↓

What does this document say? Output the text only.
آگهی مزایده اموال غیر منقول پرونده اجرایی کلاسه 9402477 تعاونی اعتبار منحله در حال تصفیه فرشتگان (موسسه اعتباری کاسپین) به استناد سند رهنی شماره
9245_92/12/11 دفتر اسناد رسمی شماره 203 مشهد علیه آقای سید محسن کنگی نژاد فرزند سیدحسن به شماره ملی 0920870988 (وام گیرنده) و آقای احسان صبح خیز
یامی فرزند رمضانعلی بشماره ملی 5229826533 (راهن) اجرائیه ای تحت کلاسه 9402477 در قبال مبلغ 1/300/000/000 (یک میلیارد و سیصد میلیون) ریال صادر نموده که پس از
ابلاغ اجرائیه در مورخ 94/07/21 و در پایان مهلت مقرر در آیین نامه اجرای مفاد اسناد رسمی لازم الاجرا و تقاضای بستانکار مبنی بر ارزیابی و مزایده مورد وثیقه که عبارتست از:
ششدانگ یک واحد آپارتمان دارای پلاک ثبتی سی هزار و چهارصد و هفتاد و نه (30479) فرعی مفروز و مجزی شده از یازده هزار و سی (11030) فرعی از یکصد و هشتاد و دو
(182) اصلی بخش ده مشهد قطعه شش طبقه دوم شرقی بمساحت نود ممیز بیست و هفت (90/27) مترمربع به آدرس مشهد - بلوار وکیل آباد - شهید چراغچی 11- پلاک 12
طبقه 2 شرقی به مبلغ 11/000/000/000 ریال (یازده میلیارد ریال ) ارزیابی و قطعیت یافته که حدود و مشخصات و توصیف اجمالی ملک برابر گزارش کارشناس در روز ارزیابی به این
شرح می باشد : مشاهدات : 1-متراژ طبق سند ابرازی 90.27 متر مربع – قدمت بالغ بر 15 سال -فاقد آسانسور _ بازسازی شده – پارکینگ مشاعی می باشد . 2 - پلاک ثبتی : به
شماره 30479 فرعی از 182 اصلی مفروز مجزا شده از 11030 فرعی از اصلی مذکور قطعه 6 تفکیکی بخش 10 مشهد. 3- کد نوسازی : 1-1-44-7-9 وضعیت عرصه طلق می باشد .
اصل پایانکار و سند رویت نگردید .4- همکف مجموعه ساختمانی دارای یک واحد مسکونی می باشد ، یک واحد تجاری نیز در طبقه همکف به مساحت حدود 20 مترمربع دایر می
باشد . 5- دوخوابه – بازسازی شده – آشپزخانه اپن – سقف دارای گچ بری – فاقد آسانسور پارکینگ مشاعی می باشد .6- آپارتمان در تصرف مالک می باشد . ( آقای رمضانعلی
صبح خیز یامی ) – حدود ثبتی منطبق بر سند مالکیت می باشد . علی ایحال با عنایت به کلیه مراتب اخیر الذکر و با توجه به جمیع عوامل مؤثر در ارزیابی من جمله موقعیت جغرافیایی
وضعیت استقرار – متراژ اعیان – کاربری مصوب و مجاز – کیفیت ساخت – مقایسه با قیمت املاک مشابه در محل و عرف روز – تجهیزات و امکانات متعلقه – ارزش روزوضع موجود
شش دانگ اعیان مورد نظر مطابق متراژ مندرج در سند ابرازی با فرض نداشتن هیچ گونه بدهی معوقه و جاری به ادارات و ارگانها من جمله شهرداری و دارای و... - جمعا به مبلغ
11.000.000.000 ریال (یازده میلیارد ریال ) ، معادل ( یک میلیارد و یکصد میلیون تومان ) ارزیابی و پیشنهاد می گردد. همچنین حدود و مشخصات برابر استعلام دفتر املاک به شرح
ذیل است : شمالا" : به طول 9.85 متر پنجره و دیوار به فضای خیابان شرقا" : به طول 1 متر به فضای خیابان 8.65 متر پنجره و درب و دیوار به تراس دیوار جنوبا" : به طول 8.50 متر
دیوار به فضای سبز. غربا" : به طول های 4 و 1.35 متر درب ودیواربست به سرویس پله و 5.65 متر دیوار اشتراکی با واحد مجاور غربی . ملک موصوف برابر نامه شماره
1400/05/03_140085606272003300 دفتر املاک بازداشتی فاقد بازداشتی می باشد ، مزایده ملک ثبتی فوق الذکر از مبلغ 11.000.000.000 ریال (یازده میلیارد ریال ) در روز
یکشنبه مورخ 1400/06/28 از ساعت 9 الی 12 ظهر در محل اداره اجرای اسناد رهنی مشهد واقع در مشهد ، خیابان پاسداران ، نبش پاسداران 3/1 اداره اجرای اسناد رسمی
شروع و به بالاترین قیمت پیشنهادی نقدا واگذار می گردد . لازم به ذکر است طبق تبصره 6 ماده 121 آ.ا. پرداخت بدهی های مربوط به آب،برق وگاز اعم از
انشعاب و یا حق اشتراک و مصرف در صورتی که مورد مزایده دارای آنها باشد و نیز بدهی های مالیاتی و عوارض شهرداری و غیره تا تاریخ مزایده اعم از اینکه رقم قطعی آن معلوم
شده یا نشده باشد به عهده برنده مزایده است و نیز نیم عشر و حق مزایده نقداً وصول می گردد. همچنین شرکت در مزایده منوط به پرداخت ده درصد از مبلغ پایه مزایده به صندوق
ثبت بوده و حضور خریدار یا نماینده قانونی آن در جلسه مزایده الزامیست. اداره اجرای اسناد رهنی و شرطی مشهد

↑

Copy every line of the material, please, keeping it exactly the same.

== Reply to the exercise ==
What does this document say? Output the text only.
آگهی مزایده اموال غیر منقول پرونده اجرایی کلاسه 9402477 تعاونی اعتبار منحله در حال تصفیه فرشتگان (موسسه اعتباری کاسپین) به استناد سند رهنی شماره
9245_92/12/11 دفتر اسناد رسمی شماره 203 مشهد علیه آقای سید محسن کنگی نژاد فرزند سیدحسن به شماره ملی 0920870988 (وام گیرنده) و آقای احسان صبح خیز
یامی فرزند رمضانعلی بشماره ملی 5229826533 (راهن) اجرائیه ای تحت کلاسه 9402477 در قبال مبلغ 1/300/000/000 (یک میلیارد و سیصد میلیون) ریال صادر نموده که پس از
ابلاغ اجرائیه در مورخ 94/07/21 و در پایان مهلت مقرر در آیین نامه اجرای مفاد اسناد رسمی لازم الاجرا و تقاضای بستانکار مبنی بر ارزیابی و مزایده مورد وثیقه که عبارتست از:
ششدانگ یک واحد آپارتمان دارای پلاک ثبتی سی هزار و چهارصد و هفتاد و نه (30479) فرعی مفروز و مجزی شده از یازده هزار و سی (11030) فرعی از یکصد و هشتاد و دو
(182) اصلی بخش ده مشهد قطعه شش طبقه دوم شرقی بمساحت نود ممیز بیست و هفت (90/27) مترمربع به آدرس مشهد - بلوار وکیل آباد - شهید چراغچی 11- پلاک 12
طبقه 2 شرقی به مبلغ 11/000/000/000 ریال (یازده میلیارد ریال ) ارزیابی و قطعیت یافته که حدود و مشخصات و توصیف اجمالی ملک برابر گزارش کارشناس در روز ارزیابی به این
شرح می باشد : مشاهدات : 1-متراژ طبق سند ابرازی 90.27 متر مربع – قدمت بالغ بر 15 سال -فاقد آسانسور _ بازسازی شده – پارکینگ مشاعی می باشد . 2 - پلاک ثبتی : به
شماره 30479 فرعی از 182 اصلی مفروز مجزا شده از 11030 فرعی از اصلی مذکور قطعه 6 تفکیکی بخش 10 مشهد. 3- کد نوسازی : 1-1-44-7-9 وضعیت عرصه طلق می باشد .
اصل پایانکار و سند رویت نگردید .4- همکف مجموعه ساختمانی دارای یک واحد مسکونی می باشد ، یک واحد تجاری نیز در طبقه همکف به مساحت حدود 20 مترمربع دایر می
باشد . 5- دوخوابه – بازسازی شده – آشپزخانه اپن – سقف دارای گچ بری – فاقد آسانسور پارکینگ مشاعی می باشد .6- آپارتمان در تصرف مالک می باشد . ( آقای رمضانعلی
صبح خیز یامی ) – حدود ثبتی منطبق بر سند مالکیت می باشد . علی ایحال با عنایت به کلیه مراتب اخیر الذکر و با توجه به جمیع عوامل مؤثر در ارزیابی من جمله موقعیت جغرافیایی
وضعیت استقرار – متراژ اعیان – کاربری مصوب و مجاز – کیفیت ساخت – مقایسه با قیمت املاک مشابه در محل و عرف روز – تجهیزات و امکانات متعلقه – ارزش روزوضع موجود
شش دانگ اعیان مورد نظر مطابق متراژ مندرج در سند ابرازی با فرض نداشتن هیچ گونه بدهی معوقه و جاری به ادارات و ارگانها من جمله شهرداری و دارای و... - جمعا به مبلغ
11.000.000.000 ریال (یازده میلیارد ریال ) ، معادل ( یک میلیارد و یکصد میلیون تومان ) ارزیابی و پیشنهاد می گردد. همچنین حدود و مشخصات برابر استعلام دفتر املاک به شرح
ذیل است : شمالا" : به طول 9.85 متر پنجره و دیوار به فضای خیابان شرقا" : به طول 1 متر به فضای خیابان 8.65 متر پنجره و درب و دیوار به تراس دیوار جنوبا" : به طول 8.50 متر
دیوار به فضای سبز. غربا" : به طول های 4 و 1.35 متر درب ودیواربست به سرویس پله و 5.65 متر دیوار اشتراکی با واحد مجاور غربی . ملک موصوف برابر نامه شماره
1400/05/03_140085606272003300 دفتر املاک بازداشتی فاقد بازداشتی می باشد ، مزایده ملک ثبتی فوق الذکر از مبلغ 11.000.000.000 ریال (یازده میلیارد ریال ) در روز
یکشنبه مورخ 1400/06/28 از ساعت 9 الی 12 ظهر در محل اداره اجرای اسناد رهنی مشهد واقع در مشهد ، خیابان پاسداران ، نبش پاسداران 3/1 اداره اجرای اسناد رسمی
شروع و به بالاترین قیمت پیشنهادی نقدا واگذار می گردد . لازم به ذکر است طبق تبصره 6 ماده 121 آ.ا. پرداخت بدهی های مربوط به آب،برق وگاز اعم از
انشعاب و یا حق اشتراک و مصرف در صورتی که مورد مزایده دارای آنها باشد و نیز بدهی های مالیاتی و عوارض شهرداری و غیره تا تاریخ مزایده اعم از اینکه رقم قطعی آن معلوم
شده یا نشده باشد به عهده برنده مزایده است و نیز نیم عشر و حق مزایده نقداً وصول می گردد. همچنین شرکت در مزایده منوط به پرداخت ده درصد از مبلغ پایه مزایده به صندوق
ثبت بوده و حضور خریدار یا نماینده قانونی آن در جلسه مزایده الزامیست. اداره اجرای اسناد رهنی و شرطی مشهد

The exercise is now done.